WHAT YOU SHOULD DO: Give back, unchanged, each line from the one containing "Give me a plain-text" through the last line of the entries below.

A block of data

* START *

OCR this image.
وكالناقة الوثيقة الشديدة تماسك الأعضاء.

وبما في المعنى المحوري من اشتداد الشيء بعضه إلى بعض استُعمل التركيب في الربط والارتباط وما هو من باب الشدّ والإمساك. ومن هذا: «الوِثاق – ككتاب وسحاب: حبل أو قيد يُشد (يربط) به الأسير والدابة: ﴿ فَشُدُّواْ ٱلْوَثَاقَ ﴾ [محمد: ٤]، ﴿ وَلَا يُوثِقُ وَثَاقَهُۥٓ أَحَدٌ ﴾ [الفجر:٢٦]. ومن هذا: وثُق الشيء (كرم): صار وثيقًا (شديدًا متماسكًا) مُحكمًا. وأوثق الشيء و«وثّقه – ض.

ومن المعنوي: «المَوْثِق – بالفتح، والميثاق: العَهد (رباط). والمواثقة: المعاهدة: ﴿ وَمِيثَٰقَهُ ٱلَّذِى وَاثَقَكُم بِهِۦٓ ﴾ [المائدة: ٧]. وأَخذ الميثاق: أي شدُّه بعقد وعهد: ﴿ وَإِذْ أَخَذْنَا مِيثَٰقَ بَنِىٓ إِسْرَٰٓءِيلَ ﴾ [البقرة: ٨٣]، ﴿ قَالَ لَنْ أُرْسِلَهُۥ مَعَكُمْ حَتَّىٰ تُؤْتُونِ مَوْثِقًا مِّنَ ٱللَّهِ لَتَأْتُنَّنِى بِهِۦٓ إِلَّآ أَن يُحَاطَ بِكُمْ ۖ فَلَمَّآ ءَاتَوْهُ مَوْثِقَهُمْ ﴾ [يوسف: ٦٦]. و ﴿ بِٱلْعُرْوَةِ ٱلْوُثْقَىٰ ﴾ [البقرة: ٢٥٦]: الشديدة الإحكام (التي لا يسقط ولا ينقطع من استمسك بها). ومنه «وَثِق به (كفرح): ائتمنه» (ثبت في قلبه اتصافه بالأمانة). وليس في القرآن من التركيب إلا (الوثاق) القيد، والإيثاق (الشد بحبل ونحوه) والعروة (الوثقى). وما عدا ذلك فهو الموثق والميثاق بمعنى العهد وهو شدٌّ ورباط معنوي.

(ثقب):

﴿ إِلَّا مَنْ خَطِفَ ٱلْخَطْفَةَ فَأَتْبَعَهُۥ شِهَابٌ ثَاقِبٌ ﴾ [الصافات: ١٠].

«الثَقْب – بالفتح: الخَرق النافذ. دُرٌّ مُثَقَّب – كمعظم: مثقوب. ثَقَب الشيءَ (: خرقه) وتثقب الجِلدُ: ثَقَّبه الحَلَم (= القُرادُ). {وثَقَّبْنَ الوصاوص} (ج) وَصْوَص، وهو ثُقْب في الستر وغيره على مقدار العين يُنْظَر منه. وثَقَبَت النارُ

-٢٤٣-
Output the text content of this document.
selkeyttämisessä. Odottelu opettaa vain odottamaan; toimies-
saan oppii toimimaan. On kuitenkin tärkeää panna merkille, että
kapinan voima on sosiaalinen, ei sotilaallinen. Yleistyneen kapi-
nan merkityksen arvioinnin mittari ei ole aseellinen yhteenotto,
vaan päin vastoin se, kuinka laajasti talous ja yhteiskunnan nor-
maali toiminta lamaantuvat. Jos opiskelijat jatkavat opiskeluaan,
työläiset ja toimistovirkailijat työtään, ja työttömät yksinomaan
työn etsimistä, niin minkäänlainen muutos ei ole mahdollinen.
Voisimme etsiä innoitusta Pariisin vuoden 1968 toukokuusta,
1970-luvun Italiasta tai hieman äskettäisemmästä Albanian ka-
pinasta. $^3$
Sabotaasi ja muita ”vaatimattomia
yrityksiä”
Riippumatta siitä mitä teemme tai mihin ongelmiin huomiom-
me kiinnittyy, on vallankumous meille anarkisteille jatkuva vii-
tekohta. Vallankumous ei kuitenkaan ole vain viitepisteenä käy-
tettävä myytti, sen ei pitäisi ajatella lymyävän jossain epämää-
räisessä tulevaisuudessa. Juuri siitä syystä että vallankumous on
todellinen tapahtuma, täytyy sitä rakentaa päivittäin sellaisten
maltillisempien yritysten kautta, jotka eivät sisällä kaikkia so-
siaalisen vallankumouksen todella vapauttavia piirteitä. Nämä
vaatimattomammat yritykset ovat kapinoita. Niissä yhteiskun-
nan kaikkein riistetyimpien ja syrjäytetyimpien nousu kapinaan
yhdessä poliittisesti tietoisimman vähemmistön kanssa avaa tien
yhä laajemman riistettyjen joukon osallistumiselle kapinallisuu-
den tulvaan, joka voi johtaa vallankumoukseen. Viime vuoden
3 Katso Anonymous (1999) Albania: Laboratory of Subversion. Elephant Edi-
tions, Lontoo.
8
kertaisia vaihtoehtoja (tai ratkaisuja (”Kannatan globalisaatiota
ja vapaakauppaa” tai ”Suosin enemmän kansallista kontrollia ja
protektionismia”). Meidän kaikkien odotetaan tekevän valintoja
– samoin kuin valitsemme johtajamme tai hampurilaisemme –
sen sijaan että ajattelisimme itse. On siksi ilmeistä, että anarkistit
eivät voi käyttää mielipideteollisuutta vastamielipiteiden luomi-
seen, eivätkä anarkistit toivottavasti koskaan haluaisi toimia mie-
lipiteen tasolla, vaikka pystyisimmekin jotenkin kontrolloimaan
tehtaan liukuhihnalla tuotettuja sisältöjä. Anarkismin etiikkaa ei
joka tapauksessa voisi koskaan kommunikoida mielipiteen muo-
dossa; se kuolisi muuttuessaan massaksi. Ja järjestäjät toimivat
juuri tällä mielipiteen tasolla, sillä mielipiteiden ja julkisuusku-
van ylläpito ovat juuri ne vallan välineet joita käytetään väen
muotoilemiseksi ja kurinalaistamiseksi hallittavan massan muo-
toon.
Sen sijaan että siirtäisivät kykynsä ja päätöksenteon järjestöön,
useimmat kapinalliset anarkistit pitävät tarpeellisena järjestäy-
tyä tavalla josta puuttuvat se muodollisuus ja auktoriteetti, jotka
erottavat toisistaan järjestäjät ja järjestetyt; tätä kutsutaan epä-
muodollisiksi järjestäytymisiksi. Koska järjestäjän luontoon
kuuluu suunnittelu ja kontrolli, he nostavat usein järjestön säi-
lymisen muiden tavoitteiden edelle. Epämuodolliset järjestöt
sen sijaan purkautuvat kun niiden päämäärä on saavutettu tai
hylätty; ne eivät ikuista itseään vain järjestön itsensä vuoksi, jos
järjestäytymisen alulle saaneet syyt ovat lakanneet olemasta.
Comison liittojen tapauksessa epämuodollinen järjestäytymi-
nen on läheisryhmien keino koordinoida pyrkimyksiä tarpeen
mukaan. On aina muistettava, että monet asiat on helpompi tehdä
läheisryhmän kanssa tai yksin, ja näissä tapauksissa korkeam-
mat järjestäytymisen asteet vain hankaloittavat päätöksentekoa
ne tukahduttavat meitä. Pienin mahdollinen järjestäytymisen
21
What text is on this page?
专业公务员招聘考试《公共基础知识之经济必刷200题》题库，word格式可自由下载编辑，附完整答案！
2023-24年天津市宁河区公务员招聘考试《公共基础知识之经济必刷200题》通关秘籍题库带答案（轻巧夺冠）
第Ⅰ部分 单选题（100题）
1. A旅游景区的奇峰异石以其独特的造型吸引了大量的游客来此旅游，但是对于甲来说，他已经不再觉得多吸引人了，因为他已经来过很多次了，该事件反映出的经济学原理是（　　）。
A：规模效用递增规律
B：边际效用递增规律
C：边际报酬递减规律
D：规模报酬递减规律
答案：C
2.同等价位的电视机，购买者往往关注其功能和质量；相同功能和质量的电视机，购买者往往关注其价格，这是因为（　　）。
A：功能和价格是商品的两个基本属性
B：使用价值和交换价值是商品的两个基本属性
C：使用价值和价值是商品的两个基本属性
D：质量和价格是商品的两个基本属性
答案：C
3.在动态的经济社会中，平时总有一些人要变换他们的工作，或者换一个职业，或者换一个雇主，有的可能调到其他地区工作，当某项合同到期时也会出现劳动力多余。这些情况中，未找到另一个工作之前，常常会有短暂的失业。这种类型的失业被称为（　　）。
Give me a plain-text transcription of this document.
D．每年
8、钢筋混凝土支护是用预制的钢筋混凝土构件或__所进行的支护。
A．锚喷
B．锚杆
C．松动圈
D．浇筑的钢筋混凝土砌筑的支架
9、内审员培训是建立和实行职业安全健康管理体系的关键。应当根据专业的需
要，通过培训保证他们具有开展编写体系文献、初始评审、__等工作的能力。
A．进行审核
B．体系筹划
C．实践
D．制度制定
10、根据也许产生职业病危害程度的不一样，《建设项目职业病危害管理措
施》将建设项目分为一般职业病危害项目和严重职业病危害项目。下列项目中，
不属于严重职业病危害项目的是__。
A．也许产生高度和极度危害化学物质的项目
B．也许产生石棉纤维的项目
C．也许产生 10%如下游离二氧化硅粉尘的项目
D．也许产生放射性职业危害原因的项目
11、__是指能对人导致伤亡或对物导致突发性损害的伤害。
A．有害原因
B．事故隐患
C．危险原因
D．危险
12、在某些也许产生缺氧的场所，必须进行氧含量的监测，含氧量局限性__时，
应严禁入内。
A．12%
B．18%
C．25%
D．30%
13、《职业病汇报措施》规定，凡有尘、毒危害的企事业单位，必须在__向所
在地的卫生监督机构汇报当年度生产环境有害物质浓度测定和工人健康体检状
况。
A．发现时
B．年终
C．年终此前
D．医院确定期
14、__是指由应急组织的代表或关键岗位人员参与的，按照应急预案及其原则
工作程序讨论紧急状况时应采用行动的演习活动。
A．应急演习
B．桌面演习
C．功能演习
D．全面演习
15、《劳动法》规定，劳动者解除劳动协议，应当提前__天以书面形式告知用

* END *

RIGHT ANSWER:
Give me a plain-text transcription of this document.
D．每年
8、钢筋混凝土支护是用预制的钢筋混凝土构件或__所进行的支护。
A．锚喷
B．锚杆
C．松动圈
D．浇筑的钢筋混凝土砌筑的支架
9、内审员培训是建立和实行职业安全健康管理体系的关键。应当根据专业的需
要，通过培训保证他们具有开展编写体系文献、初始评审、__等工作的能力。
A．进行审核
B．体系筹划
C．实践
D．制度制定
10、根据也许产生职业病危害程度的不一样，《建设项目职业病危害管理措
施》将建设项目分为一般职业病危害项目和严重职业病危害项目。下列项目中，
不属于严重职业病危害项目的是__。
A．也许产生高度和极度危害化学物质的项目
B．也许产生石棉纤维的项目
C．也许产生 10%如下游离二氧化硅粉尘的项目
D．也许产生放射性职业危害原因的项目
11、__是指能对人导致伤亡或对物导致突发性损害的伤害。
A．有害原因
B．事故隐患
C．危险原因
D．危险
12、在某些也许产生缺氧的场所，必须进行氧含量的监测，含氧量局限性__时，
应严禁入内。
A．12%
B．18%
C．25%
D．30%
13、《职业病汇报措施》规定，凡有尘、毒危害的企事业单位，必须在__向所
在地的卫生监督机构汇报当年度生产环境有害物质浓度测定和工人健康体检状
况。
A．发现时
B．年终
C．年终此前
D．医院确定期
14、__是指由应急组织的代表或关键岗位人员参与的，按照应急预案及其原则
工作程序讨论紧急状况时应采用行动的演习活动。
A．应急演习
B．桌面演习
C．功能演习
D．全面演习
15、《劳动法》规定，劳动者解除劳动协议，应当提前__天以书面形式告知用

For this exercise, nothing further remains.